____ DATASET EXTRACT

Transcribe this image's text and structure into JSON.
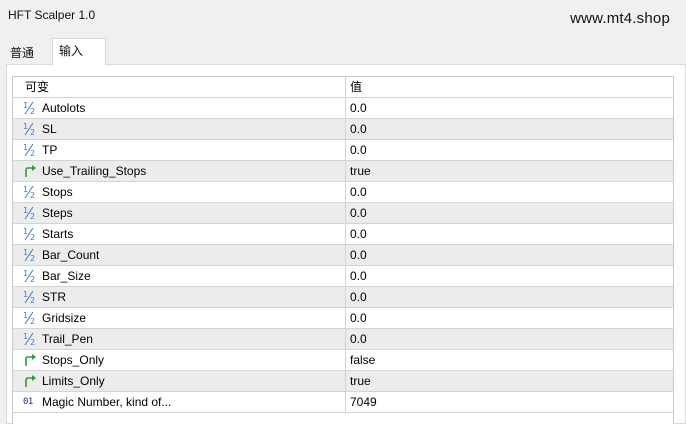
{
  "window": {
    "title": "HFT Scalper 1.0",
    "watermark": "www.mt4.shop"
  },
  "tabs": [
    {
      "label": "普通"
    },
    {
      "label": "输入"
    }
  ],
  "table": {
    "columns": {
      "name": "可变",
      "value": "值"
    },
    "rows": [
      {
        "icon": "fraction-icon",
        "name": "Autolots",
        "value": "0.0"
      },
      {
        "icon": "fraction-icon",
        "name": "SL",
        "value": "0.0"
      },
      {
        "icon": "fraction-icon",
        "name": "TP",
        "value": "0.0"
      },
      {
        "icon": "boolean-arrow-icon",
        "name": "Use_Trailing_Stops",
        "value": "true"
      },
      {
        "icon": "fraction-icon",
        "name": "Stops",
        "value": "0.0"
      },
      {
        "icon": "fraction-icon",
        "name": "Steps",
        "value": "0.0"
      },
      {
        "icon": "fraction-icon",
        "name": "Starts",
        "value": "0.0"
      },
      {
        "icon": "fraction-icon",
        "name": "Bar_Count",
        "value": "0.0"
      },
      {
        "icon": "fraction-icon",
        "name": "Bar_Size",
        "value": "0.0"
      },
      {
        "icon": "fraction-icon",
        "name": "STR",
        "value": "0.0"
      },
      {
        "icon": "fraction-icon",
        "name": "Gridsize",
        "value": "0.0"
      },
      {
        "icon": "fraction-icon",
        "name": "Trail_Pen",
        "value": "0.0"
      },
      {
        "icon": "boolean-arrow-icon",
        "name": "Stops_Only",
        "value": "false"
      },
      {
        "icon": "boolean-arrow-icon",
        "name": "Limits_Only",
        "value": "true"
      },
      {
        "icon": "integer-icon",
        "icon_text": "01",
        "name": "Magic Number, kind of...",
        "value": "7049"
      }
    ]
  },
  "colors": {
    "boolean_icon": "#2e9d2e",
    "fraction_icon": "#3b7ad6",
    "row_alt": "#ececec"
  }
}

________

EXERCISE >>
Quote the listing above in full, except for the pictures.

RESULT FOR THIS TASK >>
Transcribe this image's text and structure into JSON.
{
  "window": {
    "title": "HFT Scalper 1.0",
    "watermark": "www.mt4.shop"
  },
  "tabs": [
    {
      "label": "普通"
    },
    {
      "label": "输入"
    }
  ],
  "table": {
    "columns": {
      "name": "可变",
      "value": "值"
    },
    "rows": [
      {
        "icon": "fraction-icon",
        "name": "Autolots",
        "value": "0.0"
      },
      {
        "icon": "fraction-icon",
        "name": "SL",
        "value": "0.0"
      },
      {
        "icon": "fraction-icon",
        "name": "TP",
        "value": "0.0"
      },
      {
        "icon": "boolean-arrow-icon",
        "name": "Use_Trailing_Stops",
        "value": "true"
      },
      {
        "icon": "fraction-icon",
        "name": "Stops",
        "value": "0.0"
      },
      {
        "icon": "fraction-icon",
        "name": "Steps",
        "value": "0.0"
      },
      {
        "icon": "fraction-icon",
        "name": "Starts",
        "value": "0.0"
      },
      {
        "icon": "fraction-icon",
        "name": "Bar_Count",
        "value": "0.0"
      },
      {
        "icon": "fraction-icon",
        "name": "Bar_Size",
        "value": "0.0"
      },
      {
        "icon": "fraction-icon",
        "name": "STR",
        "value": "0.0"
      },
      {
        "icon": "fraction-icon",
        "name": "Gridsize",
        "value": "0.0"
      },
      {
        "icon": "fraction-icon",
        "name": "Trail_Pen",
        "value": "0.0"
      },
      {
        "icon": "boolean-arrow-icon",
        "name": "Stops_Only",
        "value": "false"
      },
      {
        "icon": "boolean-arrow-icon",
        "name": "Limits_Only",
        "value": "true"
      },
      {
        "icon": "integer-icon",
        "icon_text": "01",
        "name": "Magic Number, kind of...",
        "value": "7049"
      }
    ]
  },
  "colors": {
    "boolean_icon": "#2e9d2e",
    "fraction_icon": "#3b7ad6",
    "row_alt": "#ececec"
  }
}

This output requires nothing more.